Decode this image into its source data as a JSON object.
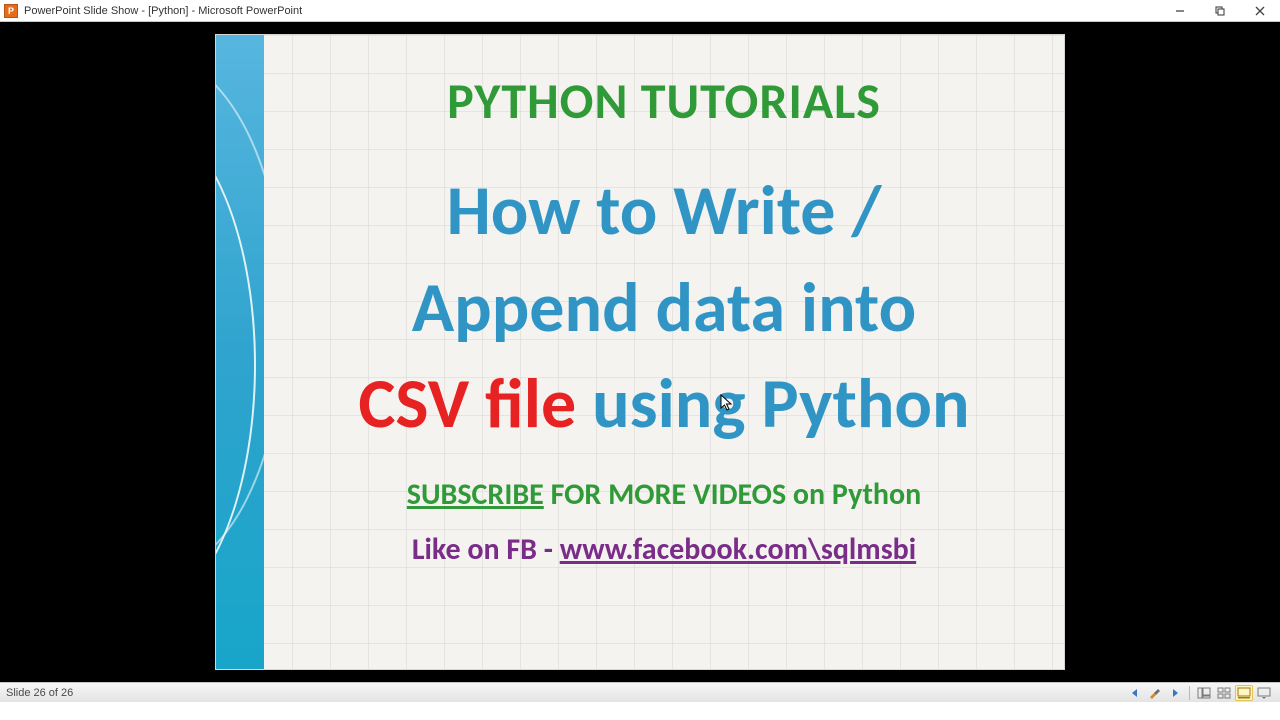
{
  "titlebar": {
    "app_icon_letter": "P",
    "title": "PowerPoint Slide Show - [Python] - Microsoft PowerPoint"
  },
  "slide": {
    "heading": "PYTHON TUTORIALS",
    "line1": "How to Write /",
    "line2": "Append data into",
    "line3_part1": "CSV file",
    "line3_part2": " using Python",
    "subscribe_word": "SUBSCRIBE",
    "subscribe_rest": " FOR MORE VIDEOS on Python",
    "fb_prefix": "Like on FB - ",
    "fb_url": "www.facebook.com\\sqlmsbi"
  },
  "status": {
    "slide_indicator": "Slide 26 of 26"
  }
}
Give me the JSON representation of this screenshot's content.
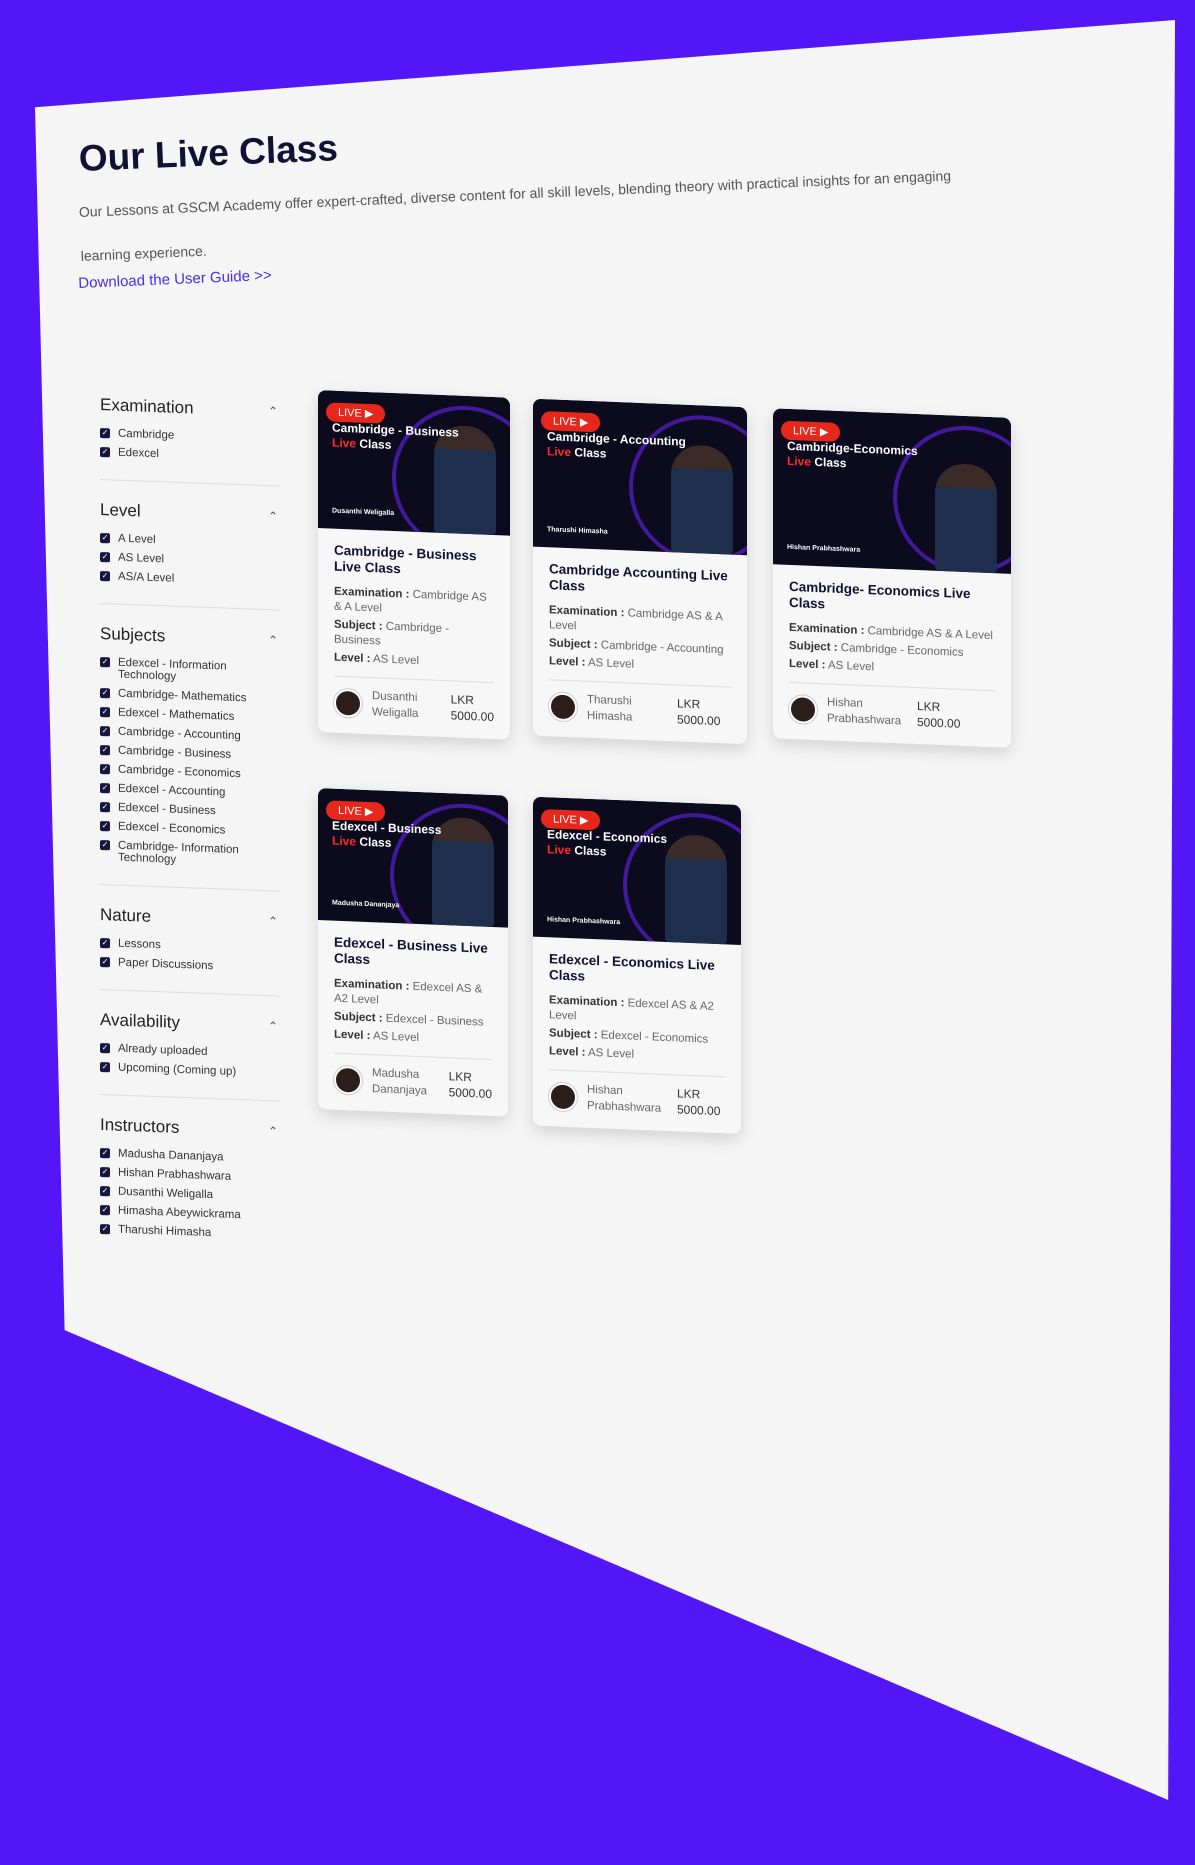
━━━━━━━━━━━━━━━━━━━━━━━━━━━━━━
• Request: Without including any pictures, please restate all the records exactly.

• The reply:
Decode this image into its source data as a JSON object.
{
  "titlebar": {
    "app_icon_letter": "P",
    "title": "PowerPoint Slide Show - [Python] - Microsoft PowerPoint"
  },
  "slide": {
    "heading": "PYTHON TUTORIALS",
    "line1": "How to Write /",
    "line2": "Append data into",
    "line3_part1": "CSV file",
    "line3_part2": " using Python",
    "subscribe_word": "SUBSCRIBE",
    "subscribe_rest": " FOR MORE VIDEOS on Python",
    "fb_prefix": "Like on FB - ",
    "fb_url": "www.facebook.com\\sqlmsbi"
  },
  "status": {
    "slide_indicator": "Slide 26 of 26"
  }
}
Give me the JSON representation of this screenshot's content.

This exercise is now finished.